Task statement:
In full and without deviation, write out the entries that follow.

Raw records:

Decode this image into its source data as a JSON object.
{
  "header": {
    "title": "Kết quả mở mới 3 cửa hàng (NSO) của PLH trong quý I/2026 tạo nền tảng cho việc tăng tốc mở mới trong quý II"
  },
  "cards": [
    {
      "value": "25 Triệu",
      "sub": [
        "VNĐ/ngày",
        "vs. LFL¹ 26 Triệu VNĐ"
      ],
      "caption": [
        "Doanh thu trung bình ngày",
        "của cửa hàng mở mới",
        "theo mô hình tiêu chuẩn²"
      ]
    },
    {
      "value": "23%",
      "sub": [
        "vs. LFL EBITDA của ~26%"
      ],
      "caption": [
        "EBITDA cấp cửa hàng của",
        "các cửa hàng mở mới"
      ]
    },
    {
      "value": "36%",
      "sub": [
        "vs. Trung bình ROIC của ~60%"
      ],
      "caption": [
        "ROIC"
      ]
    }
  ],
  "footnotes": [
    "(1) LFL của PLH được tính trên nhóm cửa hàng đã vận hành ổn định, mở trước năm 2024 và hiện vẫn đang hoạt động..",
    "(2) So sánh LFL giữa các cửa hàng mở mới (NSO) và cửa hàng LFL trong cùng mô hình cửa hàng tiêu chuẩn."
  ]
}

Answer to the problem:
Decode this image into its source data as a JSON object.
{
  "header": {
    "title": "Kết quả mở mới 3 cửa hàng (NSO) của PLH trong quý I/2026 tạo nền tảng cho việc tăng tốc mở mới trong quý II"
  },
  "cards": [
    {
      "value": "25 Triệu",
      "sub": [
        "VNĐ/ngày",
        "vs. LFL¹ 26 Triệu VNĐ"
      ],
      "caption": [
        "Doanh thu trung bình ngày",
        "của cửa hàng mở mới",
        "theo mô hình tiêu chuẩn²"
      ]
    },
    {
      "value": "23%",
      "sub": [
        "vs. LFL EBITDA của ~26%"
      ],
      "caption": [
        "EBITDA cấp cửa hàng của",
        "các cửa hàng mở mới"
      ]
    },
    {
      "value": "36%",
      "sub": [
        "vs. Trung bình ROIC của ~60%"
      ],
      "caption": [
        "ROIC"
      ]
    }
  ],
  "footnotes": [
    "(1) LFL của PLH được tính trên nhóm cửa hàng đã vận hành ổn định, mở trước năm 2024 và hiện vẫn đang hoạt động..",
    "(2) So sánh LFL giữa các cửa hàng mở mới (NSO) và cửa hàng LFL trong cùng mô hình cửa hàng tiêu chuẩn."
  ]
}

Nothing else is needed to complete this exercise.